_TO DO_
How many lines in the data below contain the word "containing"? State only the number.

(Document content entries)
....

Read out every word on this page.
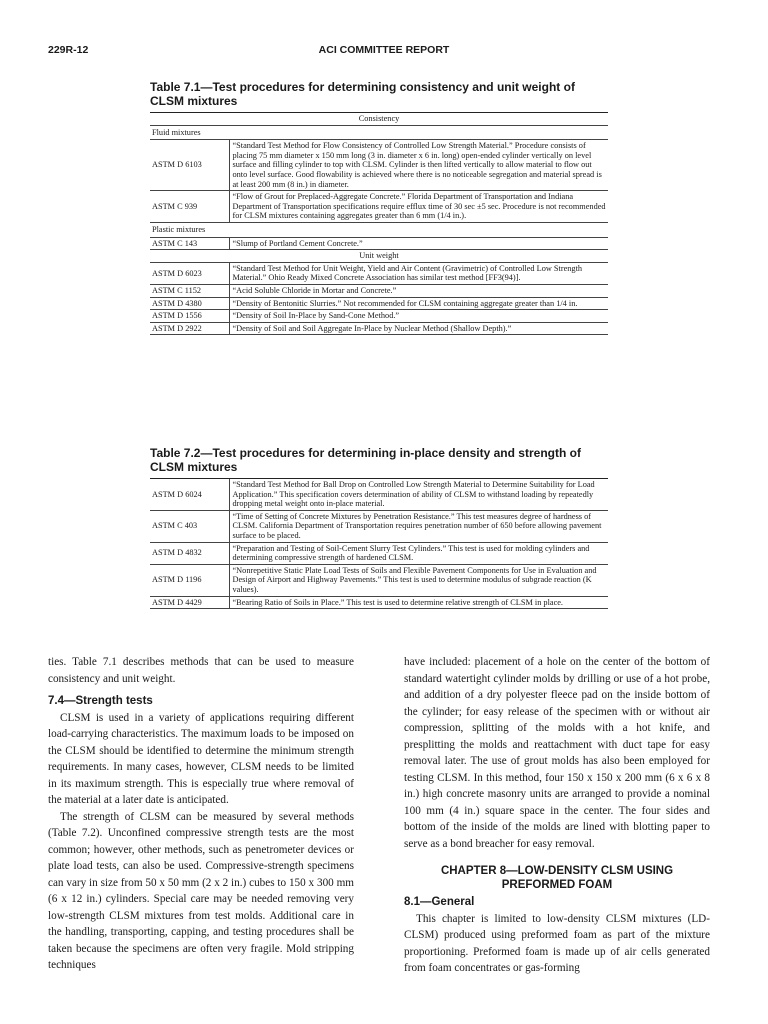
229R-12	ACI COMMITTEE REPORT

Table 7.1—Test procedures for determining consistency and unit weight of CLSM mixtures

Consistency	
Fluid mixtures	
ASTM D 6103	“Standard Test Method for Flow Consistency of Controlled Low Strength Material.” Procedure consists of placing 75 mm diameter x 150 mm long (3 in. diameter x 6 in. long) open-ended cylinder vertically on level surface and filling cylinder to top with CLSM. Cylinder is then lifted vertically to allow material to flow out onto level surface. Good flowability is achieved where there is no noticeable segregation and material spread is at least 200 mm (8 in.) in diameter.
ASTM C 939	“Flow of Grout for Preplaced-Aggregate Concrete.” Florida Department of Transportation and Indiana Department of Transportation specifications require efflux time of 30 sec ±5 sec. Procedure is not recommended for CLSM mixtures containing aggregates greater than 6 mm (1/4 in.).
Plastic mixtures	
ASTM C 143	“Slump of Portland Cement Concrete.”
Unit weight	
ASTM D 6023	“Standard Test Method for Unit Weight, Yield and Air Content (Gravimetric) of Controlled Low Strength Material.” Ohio Ready Mixed Concrete Association has similar test method [FF3(94)].
ASTM C 1152	“Acid Soluble Chloride in Mortar and Concrete.”
ASTM D 4380	“Density of Bentonitic Slurries.” Not recommended for CLSM containing aggregate greater than 1/4 in.
ASTM D 1556	“Density of Soil In-Place by Sand-Cone Method.”
ASTM D 2922	“Density of Soil and Soil Aggregate In-Place by Nuclear Method (Shallow Depth).”

Table 7.2—Test procedures for determining in-place density and strength of CLSM mixtures

ASTM D 6024	“Standard Test Method for Ball Drop on Controlled Low Strength Material to Determine Suitability for Load Application.” This specification covers determination of ability of CLSM to withstand loading by repeatedly dropping metal weight onto in-place material.
ASTM C 403	“Time of Setting of Concrete Mixtures by Penetration Resistance.” This test measures degree of hardness of CLSM. California Department of Transportation requires penetration number of 650 before allowing pavement surface to be placed.
ASTM D 4832	“Preparation and Testing of Soil-Cement Slurry Test Cylinders.” This test is used for molding cylinders and determining compressive strength of hardened CLSM.
ASTM D 1196	“Nonrepetitive Static Plate Load Tests of Soils and Flexible Pavement Components for Use in Evaluation and Design of Airport and Highway Pavements.” This test is used to determine modulus of subgrade reaction (K values).
ASTM D 4429	“Bearing Ratio of Soils in Place.” This test is used to determine relative strength of CLSM in place.

ties. Table 7.1 describes methods that can be used to measure consistency and unit weight.

7.4—Strength tests

CLSM is used in a variety of applications requiring different load-carrying characteristics. The maximum loads to be imposed on the CLSM should be identified to determine the minimum strength requirements. In many cases, however, CLSM needs to be limited in its maximum strength. This is especially true where removal of the material at a later date is anticipated.

The strength of CLSM can be measured by several methods (Table 7.2). Unconfined compressive strength tests are the most common; however, other methods, such as penetrometer devices or plate load tests, can also be used. Compressive-strength specimens can vary in size from 50 x 50 mm (2 x 2 in.) cubes to 150 x 300 mm (6 x 12 in.) cylinders. Special care may be needed removing very low-strength CLSM mixtures from test molds. Additional care in the handling, transporting, capping, and testing procedures shall be taken because the specimens are often very fragile. Mold stripping techniques

have included: placement of a hole on the center of the bottom of standard watertight cylinder molds by drilling or use of a hot probe, and addition of a dry polyester fleece pad on the inside bottom of the cylinder; for easy release of the specimen with or without air compression, splitting of the molds with a hot knife, and presplitting the molds and reattachment with duct tape for easy removal later. The use of grout molds has also been employed for testing CLSM. In this method, four 150 x 150 x 200 mm (6 x 6 x 8 in.) high concrete masonry units are arranged to provide a nominal 100 mm (4 in.) square space in the center. The four sides and bottom of the inside of the molds are lined with blotting paper to serve as a bond breacher for easy removal.

CHAPTER 8—LOW-DENSITY CLSM USING
PREFORMED FOAM
8.1—General

This chapter is limited to low-density CLSM mixtures (LD-CLSM) produced using preformed foam as part of the mixture proportioning. Preformed foam is made up of air cells generated from foam concentrates or gas-forming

....

_EXERCISE ANSWER_
2